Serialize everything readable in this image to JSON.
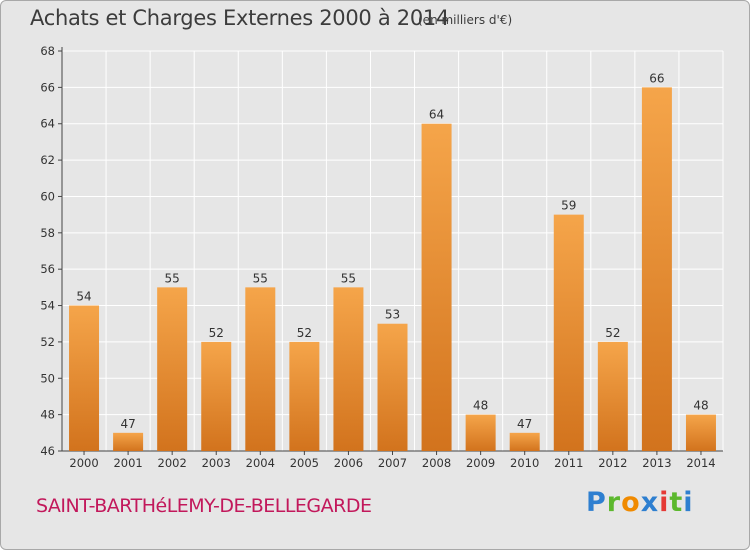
{
  "header": {
    "title": "Achats et Charges Externes 2000 à 2014",
    "subtitle": "(en milliers d'€)"
  },
  "footer": {
    "commune": "SAINT-BARTHéLEMY-DE-BELLEGARDE",
    "logo_text": "Proxiti"
  },
  "colors": {
    "bar_light": "#f5a54a",
    "bar_dark": "#d2731d",
    "background": "#e6e6e6",
    "grid": "#ffffff",
    "commune_text": "#c2185b"
  },
  "chart_data": {
    "type": "bar",
    "title": "Achats et Charges Externes 2000 à 2014",
    "subtitle": "(en milliers d'€)",
    "categories": [
      "2000",
      "2001",
      "2002",
      "2003",
      "2004",
      "2005",
      "2006",
      "2007",
      "2008",
      "2009",
      "2010",
      "2011",
      "2012",
      "2013",
      "2014"
    ],
    "values": [
      54,
      47,
      55,
      52,
      55,
      52,
      55,
      53,
      64,
      48,
      47,
      59,
      52,
      66,
      48
    ],
    "ylim": [
      46,
      68
    ],
    "yticks": [
      46,
      48,
      50,
      52,
      54,
      56,
      58,
      60,
      62,
      64,
      66,
      68
    ],
    "xlabel": "",
    "ylabel": "",
    "grid": true,
    "data_labels": true
  }
}
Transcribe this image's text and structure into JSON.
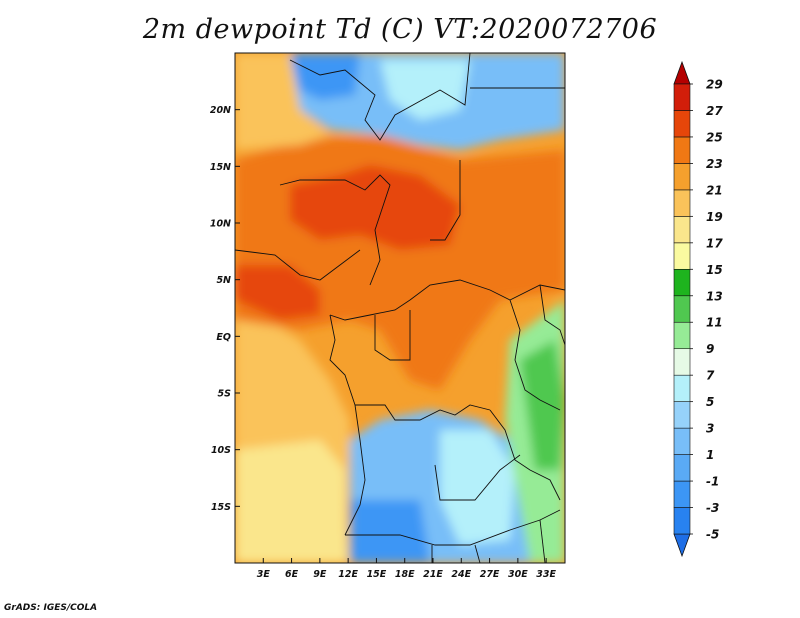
{
  "title": "2m dewpoint Td (C) VT:2020072706",
  "credit": "GrADS: IGES/COLA",
  "chart_data": {
    "type": "heatmap",
    "title": "2m dewpoint Td (C) VT:2020072706",
    "variable": "2m dewpoint",
    "units": "C",
    "valid_time": "2020072706",
    "xlim": [
      0,
      35
    ],
    "ylim": [
      -20,
      25
    ],
    "lon_ticks": [
      3,
      6,
      9,
      12,
      15,
      18,
      21,
      24,
      27,
      30,
      33
    ],
    "lon_tick_labels": [
      "3E",
      "6E",
      "9E",
      "12E",
      "15E",
      "18E",
      "21E",
      "24E",
      "27E",
      "30E",
      "33E"
    ],
    "lat_ticks": [
      20,
      15,
      10,
      5,
      0,
      -5,
      -10,
      -15
    ],
    "lat_tick_labels": [
      "20N",
      "15N",
      "10N",
      "5N",
      "EQ",
      "5S",
      "10S",
      "15S"
    ],
    "colorbar": {
      "levels": [
        -5,
        -3,
        -1,
        1,
        3,
        5,
        7,
        9,
        11,
        13,
        15,
        17,
        19,
        21,
        23,
        25,
        27,
        29
      ],
      "labels": [
        "-5",
        "-3",
        "-1",
        "1",
        "3",
        "5",
        "7",
        "9",
        "11",
        "13",
        "15",
        "17",
        "19",
        "21",
        "23",
        "25",
        "27",
        "29"
      ],
      "colors": [
        "#1e6ee6",
        "#2882f0",
        "#3c96f5",
        "#5aaaf5",
        "#78bef8",
        "#96d2fa",
        "#b4f0fa",
        "#e6fae6",
        "#96eb96",
        "#50c850",
        "#1eb41e",
        "#fafaa0",
        "#fae68c",
        "#fac35a",
        "#f5a02d",
        "#f07814",
        "#e6460a",
        "#d21e0a",
        "#b40000"
      ]
    }
  }
}
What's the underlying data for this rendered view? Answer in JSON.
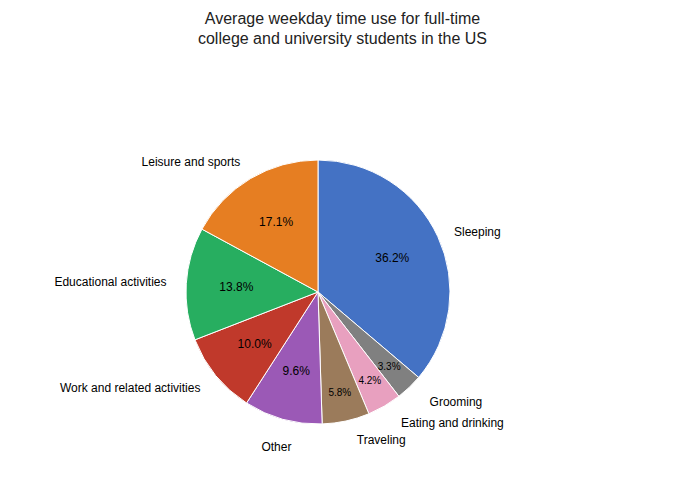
{
  "chart_data": {
    "type": "pie",
    "title": "Average weekday time use for full-time\ncollege and university students in the US",
    "categories": [
      "Sleeping",
      "Grooming",
      "Eating and drinking",
      "Traveling",
      "Other",
      "Work and related activities",
      "Educational activities",
      "Leisure and sports"
    ],
    "values": [
      36.2,
      3.3,
      4.2,
      5.8,
      9.6,
      10.0,
      13.8,
      17.1
    ],
    "value_labels": [
      "36.2%",
      "3.3%",
      "4.2%",
      "5.8%",
      "9.6%",
      "10.0%",
      "13.8%",
      "17.1%"
    ],
    "colors": [
      "#4472C4",
      "#808080",
      "#E8A0BF",
      "#9B7B5B",
      "#9B59B6",
      "#C0392B",
      "#27AE60",
      "#E67E22"
    ],
    "data_labels": true
  }
}
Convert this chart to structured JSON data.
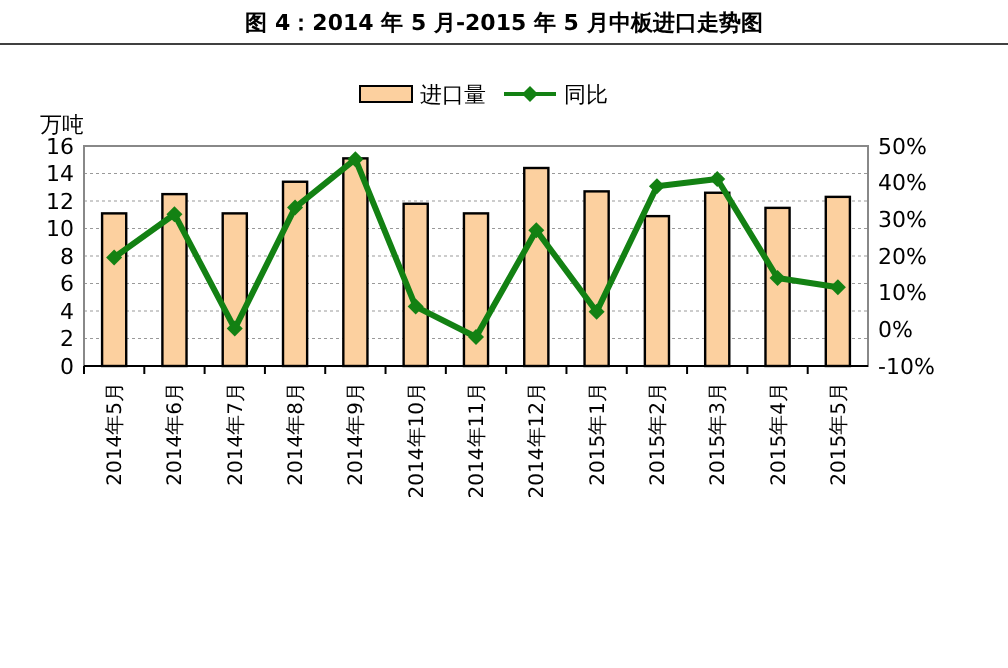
{
  "chart_data": {
    "type": "bar",
    "title": "图 4：2014 年 5 月-2015 年 5 月中板进口走势图",
    "ylabel": "万吨",
    "categories": [
      "2014年5月",
      "2014年6月",
      "2014年7月",
      "2014年8月",
      "2014年9月",
      "2014年10月",
      "2014年11月",
      "2014年12月",
      "2015年1月",
      "2015年2月",
      "2015年3月",
      "2015年4月",
      "2015年5月"
    ],
    "series": [
      {
        "name": "进口量",
        "color": "#fcd09f",
        "values": [
          11.1,
          12.5,
          11.1,
          13.4,
          15.1,
          11.8,
          11.1,
          14.4,
          12.7,
          10.9,
          12.6,
          11.5,
          12.3
        ]
      },
      {
        "name": "同比",
        "type": "line",
        "axis": "y2",
        "color": "#138113",
        "marker": "diamond",
        "line_style": "solid",
        "values": [
          19.6,
          31.4,
          0.2,
          33.2,
          46.4,
          6.2,
          -2.1,
          27,
          4.8,
          39,
          41,
          14,
          11.5
        ]
      }
    ],
    "ylim": [
      0,
      16
    ],
    "yticks": [
      0,
      2,
      4,
      6,
      8,
      10,
      12,
      14,
      16
    ],
    "y2lim": [
      -10,
      50
    ],
    "y2ticks": [
      {
        "value": -10,
        "label": "-10%"
      },
      {
        "value": 0,
        "label": "0%"
      },
      {
        "value": 10,
        "label": "10%"
      },
      {
        "value": 20,
        "label": "20%"
      },
      {
        "value": 30,
        "label": "30%"
      },
      {
        "value": 40,
        "label": "40%"
      },
      {
        "value": 50,
        "label": "50%"
      }
    ],
    "grid": "y",
    "legend": "top"
  }
}
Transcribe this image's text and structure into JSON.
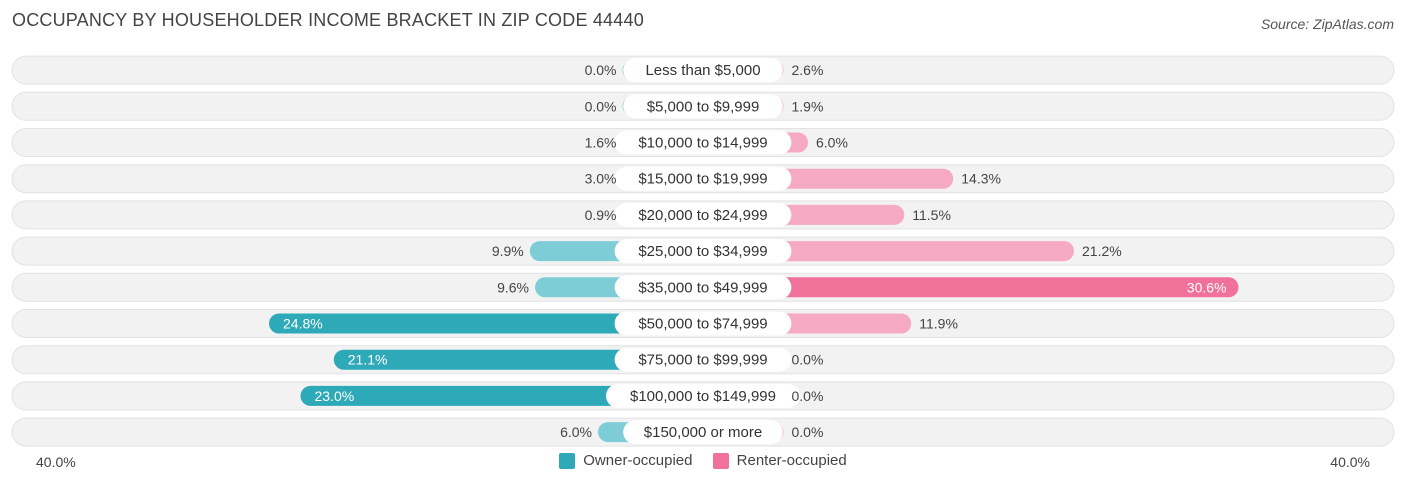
{
  "title": "OCCUPANCY BY HOUSEHOLDER INCOME BRACKET IN ZIP CODE 44440",
  "source": "Source: ZipAtlas.com",
  "colors": {
    "owner": "#2ea9b8",
    "owner_light": "#7ecdd6",
    "renter": "#f0719a",
    "renter_light": "#f6a9c2"
  },
  "chart_data": {
    "type": "bar",
    "orientation": "horizontal-diverging",
    "categories": [
      "Less than $5,000",
      "$5,000 to $9,999",
      "$10,000 to $14,999",
      "$15,000 to $19,999",
      "$20,000 to $24,999",
      "$25,000 to $34,999",
      "$35,000 to $49,999",
      "$50,000 to $74,999",
      "$75,000 to $99,999",
      "$100,000 to $149,999",
      "$150,000 or more"
    ],
    "series": [
      {
        "name": "Owner-occupied",
        "values": [
          0.0,
          0.0,
          1.6,
          3.0,
          0.9,
          9.9,
          9.6,
          24.8,
          21.1,
          23.0,
          6.0
        ],
        "labels": [
          "0.0%",
          "0.0%",
          "1.6%",
          "3.0%",
          "0.9%",
          "9.9%",
          "9.6%",
          "24.8%",
          "21.1%",
          "23.0%",
          "6.0%"
        ]
      },
      {
        "name": "Renter-occupied",
        "values": [
          2.6,
          1.9,
          6.0,
          14.3,
          11.5,
          21.2,
          30.6,
          11.9,
          0.0,
          0.0,
          0.0
        ],
        "labels": [
          "2.6%",
          "1.9%",
          "6.0%",
          "14.3%",
          "11.5%",
          "21.2%",
          "30.6%",
          "11.9%",
          "0.0%",
          "0.0%",
          "0.0%"
        ]
      }
    ],
    "xlim": [
      -40,
      40
    ],
    "axis_left_label": "40.0%",
    "axis_right_label": "40.0%",
    "legend_position": "bottom-center"
  }
}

____________________

▶ _What this task involves_
Omit pictures; set down the rest of the material word for word.

▶ _Answer to this task_
Serialize everything readable in this image to JSON.
{
  "header": {
    "title": "Achats et Charges Externes 2000 à 2014",
    "subtitle": "(en milliers d'€)"
  },
  "footer": {
    "commune": "SAINT-BARTHéLEMY-DE-BELLEGARDE",
    "logo_text": "Proxiti"
  },
  "colors": {
    "bar_light": "#f5a54a",
    "bar_dark": "#d2731d",
    "background": "#e6e6e6",
    "grid": "#ffffff",
    "commune_text": "#c2185b"
  },
  "chart_data": {
    "type": "bar",
    "title": "Achats et Charges Externes 2000 à 2014",
    "subtitle": "(en milliers d'€)",
    "categories": [
      "2000",
      "2001",
      "2002",
      "2003",
      "2004",
      "2005",
      "2006",
      "2007",
      "2008",
      "2009",
      "2010",
      "2011",
      "2012",
      "2013",
      "2014"
    ],
    "values": [
      54,
      47,
      55,
      52,
      55,
      52,
      55,
      53,
      64,
      48,
      47,
      59,
      52,
      66,
      48
    ],
    "ylim": [
      46,
      68
    ],
    "yticks": [
      46,
      48,
      50,
      52,
      54,
      56,
      58,
      60,
      62,
      64,
      66,
      68
    ],
    "xlabel": "",
    "ylabel": "",
    "grid": true,
    "data_labels": true
  }
}
Transcribe this image's text and structure into JSON.
{
  "title": "2m dewpoint Td (C) VT:2020072706",
  "credit": "GrADS: IGES/COLA",
  "chart_data": {
    "type": "heatmap",
    "title": "2m dewpoint Td (C) VT:2020072706",
    "variable": "2m dewpoint",
    "units": "C",
    "valid_time": "2020072706",
    "xlim": [
      0,
      35
    ],
    "ylim": [
      -20,
      25
    ],
    "lon_ticks": [
      3,
      6,
      9,
      12,
      15,
      18,
      21,
      24,
      27,
      30,
      33
    ],
    "lon_tick_labels": [
      "3E",
      "6E",
      "9E",
      "12E",
      "15E",
      "18E",
      "21E",
      "24E",
      "27E",
      "30E",
      "33E"
    ],
    "lat_ticks": [
      20,
      15,
      10,
      5,
      0,
      -5,
      -10,
      -15
    ],
    "lat_tick_labels": [
      "20N",
      "15N",
      "10N",
      "5N",
      "EQ",
      "5S",
      "10S",
      "15S"
    ],
    "colorbar": {
      "levels": [
        -5,
        -3,
        -1,
        1,
        3,
        5,
        7,
        9,
        11,
        13,
        15,
        17,
        19,
        21,
        23,
        25,
        27,
        29
      ],
      "labels": [
        "-5",
        "-3",
        "-1",
        "1",
        "3",
        "5",
        "7",
        "9",
        "11",
        "13",
        "15",
        "17",
        "19",
        "21",
        "23",
        "25",
        "27",
        "29"
      ],
      "colors": [
        "#1e6ee6",
        "#2882f0",
        "#3c96f5",
        "#5aaaf5",
        "#78bef8",
        "#96d2fa",
        "#b4f0fa",
        "#e6fae6",
        "#96eb96",
        "#50c850",
        "#1eb41e",
        "#fafaa0",
        "#fae68c",
        "#fac35a",
        "#f5a02d",
        "#f07814",
        "#e6460a",
        "#d21e0a",
        "#b40000"
      ]
    }
  }
}
What's the underlying data for this rendered view? Answer in JSON.
{
  "chart_data": {
    "type": "pie",
    "title": "Average weekday time use for full-time\ncollege and university students in the US",
    "categories": [
      "Sleeping",
      "Grooming",
      "Eating and drinking",
      "Traveling",
      "Other",
      "Work and related activities",
      "Educational activities",
      "Leisure and sports"
    ],
    "values": [
      36.2,
      3.3,
      4.2,
      5.8,
      9.6,
      10.0,
      13.8,
      17.1
    ],
    "value_labels": [
      "36.2%",
      "3.3%",
      "4.2%",
      "5.8%",
      "9.6%",
      "10.0%",
      "13.8%",
      "17.1%"
    ],
    "colors": [
      "#4472C4",
      "#808080",
      "#E8A0BF",
      "#9B7B5B",
      "#9B59B6",
      "#C0392B",
      "#27AE60",
      "#E67E22"
    ],
    "data_labels": true
  }
}
Convert this chart to structured JSON data.
{
  "chart_data": {
    "type": "bar",
    "title": "图 4：2014 年 5 月-2015 年 5 月中板进口走势图",
    "ylabel": "万吨",
    "categories": [
      "2014年5月",
      "2014年6月",
      "2014年7月",
      "2014年8月",
      "2014年9月",
      "2014年10月",
      "2014年11月",
      "2014年12月",
      "2015年1月",
      "2015年2月",
      "2015年3月",
      "2015年4月",
      "2015年5月"
    ],
    "series": [
      {
        "name": "进口量",
        "color": "#fcd09f",
        "values": [
          11.1,
          12.5,
          11.1,
          13.4,
          15.1,
          11.8,
          11.1,
          14.4,
          12.7,
          10.9,
          12.6,
          11.5,
          12.3
        ]
      },
      {
        "name": "同比",
        "type": "line",
        "axis": "y2",
        "color": "#138113",
        "marker": "diamond",
        "line_style": "solid",
        "values": [
          19.6,
          31.4,
          0.2,
          33.2,
          46.4,
          6.2,
          -2.1,
          27,
          4.8,
          39,
          41,
          14,
          11.5
        ]
      }
    ],
    "ylim": [
      0,
      16
    ],
    "yticks": [
      0,
      2,
      4,
      6,
      8,
      10,
      12,
      14,
      16
    ],
    "y2lim": [
      -10,
      50
    ],
    "y2ticks": [
      {
        "value": -10,
        "label": "-10%"
      },
      {
        "value": 0,
        "label": "0%"
      },
      {
        "value": 10,
        "label": "10%"
      },
      {
        "value": 20,
        "label": "20%"
      },
      {
        "value": 30,
        "label": "30%"
      },
      {
        "value": 40,
        "label": "40%"
      },
      {
        "value": 50,
        "label": "50%"
      }
    ],
    "grid": "y",
    "legend": "top"
  }
}
Transcribe this image's text and structure into JSON.
{
  "title": "OCCUPANCY BY HOUSEHOLDER INCOME BRACKET IN ZIP CODE 44440",
  "source": "Source: ZipAtlas.com",
  "colors": {
    "owner": "#2ea9b8",
    "owner_light": "#7ecdd6",
    "renter": "#f0719a",
    "renter_light": "#f6a9c2"
  },
  "chart_data": {
    "type": "bar",
    "orientation": "horizontal-diverging",
    "categories": [
      "Less than $5,000",
      "$5,000 to $9,999",
      "$10,000 to $14,999",
      "$15,000 to $19,999",
      "$20,000 to $24,999",
      "$25,000 to $34,999",
      "$35,000 to $49,999",
      "$50,000 to $74,999",
      "$75,000 to $99,999",
      "$100,000 to $149,999",
      "$150,000 or more"
    ],
    "series": [
      {
        "name": "Owner-occupied",
        "values": [
          0.0,
          0.0,
          1.6,
          3.0,
          0.9,
          9.9,
          9.6,
          24.8,
          21.1,
          23.0,
          6.0
        ],
        "labels": [
          "0.0%",
          "0.0%",
          "1.6%",
          "3.0%",
          "0.9%",
          "9.9%",
          "9.6%",
          "24.8%",
          "21.1%",
          "23.0%",
          "6.0%"
        ]
      },
      {
        "name": "Renter-occupied",
        "values": [
          2.6,
          1.9,
          6.0,
          14.3,
          11.5,
          21.2,
          30.6,
          11.9,
          0.0,
          0.0,
          0.0
        ],
        "labels": [
          "2.6%",
          "1.9%",
          "6.0%",
          "14.3%",
          "11.5%",
          "21.2%",
          "30.6%",
          "11.9%",
          "0.0%",
          "0.0%",
          "0.0%"
        ]
      }
    ],
    "xlim": [
      -40,
      40
    ],
    "axis_left_label": "40.0%",
    "axis_right_label": "40.0%",
    "legend_position": "bottom-center"
  }
}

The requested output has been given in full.